- _To be done_: Take each line containing the word "maintenant" and copy it.

(Dataset items)

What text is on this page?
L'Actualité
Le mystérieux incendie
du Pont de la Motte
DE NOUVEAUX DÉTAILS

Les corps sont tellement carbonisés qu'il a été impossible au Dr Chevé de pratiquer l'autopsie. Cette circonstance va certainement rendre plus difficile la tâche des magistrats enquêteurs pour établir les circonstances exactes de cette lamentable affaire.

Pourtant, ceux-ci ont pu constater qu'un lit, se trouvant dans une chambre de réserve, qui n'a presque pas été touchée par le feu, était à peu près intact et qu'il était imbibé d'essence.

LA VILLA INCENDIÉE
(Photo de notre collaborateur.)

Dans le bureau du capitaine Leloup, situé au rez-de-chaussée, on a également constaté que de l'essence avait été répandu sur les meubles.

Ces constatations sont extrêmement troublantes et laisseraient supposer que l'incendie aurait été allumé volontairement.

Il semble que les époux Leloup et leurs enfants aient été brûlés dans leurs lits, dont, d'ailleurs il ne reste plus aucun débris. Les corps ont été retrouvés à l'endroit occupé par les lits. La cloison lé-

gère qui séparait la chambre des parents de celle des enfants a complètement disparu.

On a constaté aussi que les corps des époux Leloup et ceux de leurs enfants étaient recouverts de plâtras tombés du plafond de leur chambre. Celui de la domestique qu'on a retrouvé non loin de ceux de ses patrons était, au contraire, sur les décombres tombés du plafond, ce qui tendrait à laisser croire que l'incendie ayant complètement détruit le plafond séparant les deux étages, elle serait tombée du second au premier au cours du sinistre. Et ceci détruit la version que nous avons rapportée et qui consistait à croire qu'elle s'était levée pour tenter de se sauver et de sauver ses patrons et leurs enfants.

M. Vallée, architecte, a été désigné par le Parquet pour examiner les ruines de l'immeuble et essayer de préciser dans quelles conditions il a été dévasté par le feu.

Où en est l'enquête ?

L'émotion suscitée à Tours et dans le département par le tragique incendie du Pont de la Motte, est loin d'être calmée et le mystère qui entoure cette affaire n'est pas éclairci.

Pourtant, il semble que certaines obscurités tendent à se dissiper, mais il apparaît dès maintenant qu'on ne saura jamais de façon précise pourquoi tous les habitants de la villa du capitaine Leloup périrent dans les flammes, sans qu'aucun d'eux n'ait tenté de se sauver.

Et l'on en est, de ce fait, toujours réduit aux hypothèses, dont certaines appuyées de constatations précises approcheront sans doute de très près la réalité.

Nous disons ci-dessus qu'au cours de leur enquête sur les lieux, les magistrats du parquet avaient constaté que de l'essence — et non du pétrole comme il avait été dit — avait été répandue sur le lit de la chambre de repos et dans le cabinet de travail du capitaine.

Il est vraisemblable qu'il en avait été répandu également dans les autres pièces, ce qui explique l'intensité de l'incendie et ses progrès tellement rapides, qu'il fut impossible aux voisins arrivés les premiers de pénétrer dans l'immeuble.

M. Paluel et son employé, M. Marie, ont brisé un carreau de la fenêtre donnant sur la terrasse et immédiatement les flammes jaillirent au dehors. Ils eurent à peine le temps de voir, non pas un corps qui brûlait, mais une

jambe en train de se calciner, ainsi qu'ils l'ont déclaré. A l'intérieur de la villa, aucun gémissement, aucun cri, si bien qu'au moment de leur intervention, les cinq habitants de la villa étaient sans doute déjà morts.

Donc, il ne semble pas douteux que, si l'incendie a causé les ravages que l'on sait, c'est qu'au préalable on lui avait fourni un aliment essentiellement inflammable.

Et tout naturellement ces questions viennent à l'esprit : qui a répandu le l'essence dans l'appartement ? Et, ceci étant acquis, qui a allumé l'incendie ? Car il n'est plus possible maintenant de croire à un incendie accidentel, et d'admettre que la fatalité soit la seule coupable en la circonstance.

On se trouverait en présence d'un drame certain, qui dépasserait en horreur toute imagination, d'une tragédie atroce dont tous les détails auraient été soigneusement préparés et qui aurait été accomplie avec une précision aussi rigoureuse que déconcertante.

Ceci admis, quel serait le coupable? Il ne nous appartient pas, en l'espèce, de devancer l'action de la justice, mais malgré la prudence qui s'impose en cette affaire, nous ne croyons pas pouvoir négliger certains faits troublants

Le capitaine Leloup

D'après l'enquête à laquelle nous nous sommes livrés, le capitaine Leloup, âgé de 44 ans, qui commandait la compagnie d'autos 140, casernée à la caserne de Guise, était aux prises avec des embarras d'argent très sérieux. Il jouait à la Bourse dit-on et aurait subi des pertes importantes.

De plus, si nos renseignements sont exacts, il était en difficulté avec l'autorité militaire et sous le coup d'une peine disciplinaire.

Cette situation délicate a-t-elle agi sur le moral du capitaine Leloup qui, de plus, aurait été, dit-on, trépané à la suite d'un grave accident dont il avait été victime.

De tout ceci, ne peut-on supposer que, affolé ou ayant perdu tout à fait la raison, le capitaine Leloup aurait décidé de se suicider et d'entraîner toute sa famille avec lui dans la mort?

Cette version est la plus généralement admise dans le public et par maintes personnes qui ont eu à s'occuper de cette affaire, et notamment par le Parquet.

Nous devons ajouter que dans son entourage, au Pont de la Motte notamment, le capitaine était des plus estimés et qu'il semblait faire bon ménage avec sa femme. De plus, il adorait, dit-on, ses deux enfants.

- _Answer to this problem_:
Pourtant, il semble que certaines obscurités tendent à se dissiper, mais il apparaît dès maintenant qu'on ne saura jamais de façon précise pourquoi tous les habitants de la villa du capitaine Leloup périrent dans les flammes, sans qu'aucun d'eux n'ait tenté de se sauver.
Et tout naturellement ces questions viennent à l'esprit : qui a répandu le l'essence dans l'appartement ? Et, ceci étant acquis, qui a allumé l'incendie ? Car il n'est plus possible maintenant de croire à un incendie accidentel, et d'admettre que la fatalité soit la seule coupable en la circonstance.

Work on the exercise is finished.